Hi Etienne,

If the timer is firing n times for n elements, that's a bug in the runner /
shared runner code. It should be deduped. Which runner? Can you file a JIRA
against me to investigate? I'm still in the process of fleshing out more
and more RunnableOnService (aka ValidatesRunner) tests so I will surely add
one (existing tests already OOMed without deduping, so it wasn't at the top
of my priority list)

If the end user doesn't have a natural key, I would just add one and remove
it within your transform. Not sure how easy this will be - you might need
user intervention. Of course, you still do need to shard or you'll be
processing the whole PCollection serially.

Kenn

On Wed, Feb 8, 2017 at 9:45 AM, Jean-Baptiste Onofré <j...@nanthrax.net>
wrote:

> Hi
>
> AFAIR the timer per function is in the "roadmap" (remembering discussion
> we had with Kenn).
>
> I will take a deeper look next week on your branch.
>
> Regards
> JB
>
> On Feb 8, 2017, 13:28, at 13:28, Etienne Chauchot <echauc...@gmail.com>
> wrote:
> >Hi Kenn,
> >
> >I have started using state and timer APIs, they seem awesome!
> >
> >Please take a look at
> >https://github.com/echauchot/beam/tree/BEAM-135-BATCHING-PARDO
> >
> >It contains a PTransform that does the batching trans-bundles and
> >respecting the windows (even if tests are not finished yet, see @Ignore
> >
> >and TODOs)

_ _ _ _

*What you are asked to do*
Carry on the mailing-list thread about Beam's state and timer APIs from the point where it stops. The data after this point comes from a separate source.

*Available data*
_ _ _ _

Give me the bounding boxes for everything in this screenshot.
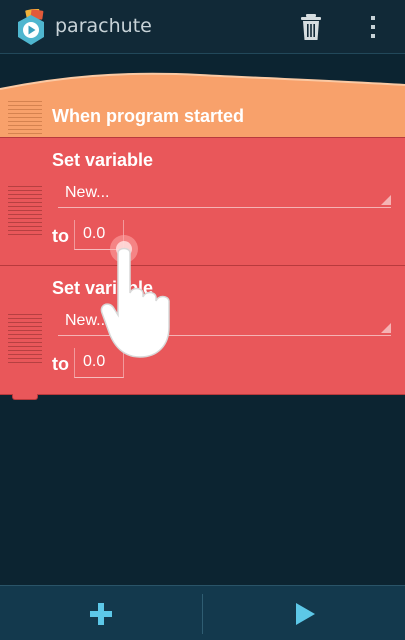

_ _ _ _

*In response*
> >
> >  I have some questions:
> >
> >- I use the timer to detect the end of the window like you suggested.
> >But the timer can only be set in @ProcessElement and @Ontimer. Javadoc
> >says that timers are implicitly scoped to a key/window and that a timer
> >
> >can be set only for a single time per scope. I noticed that if I call
> >timer.setForNowPlus in the @ProcessElement method, it seems that the
> >timer is set n times for n elements. So I just created a state with
> >boolean to prevent setting the timer more than once per key/window.
> >=> Would it be good maybe to have a end user way of indicating that the
> >
> >timer will be set only once per key/window. Something analogous to
> >@Setup, to avoid the user having to use a state boolean?
> >
> >- I understand that state and timers need to be per-key, but if the end
> >
> >user does not need a key (lets say he just needs a
> >PCollection<String>).
> >Then, do we tell him to use a PCollection<KV> anyway like I wrote in
> >the
> >javadoc of BatchingParDo?
> >
> >WDYT?
> >
> >Thanks,
> >
> >Etienne
> >
> >
> >Le 26/01/2017 à 17:28, Etienne Chauchot a écrit :
> >> Wonderful !
> >>
> >> Thanks Kenn !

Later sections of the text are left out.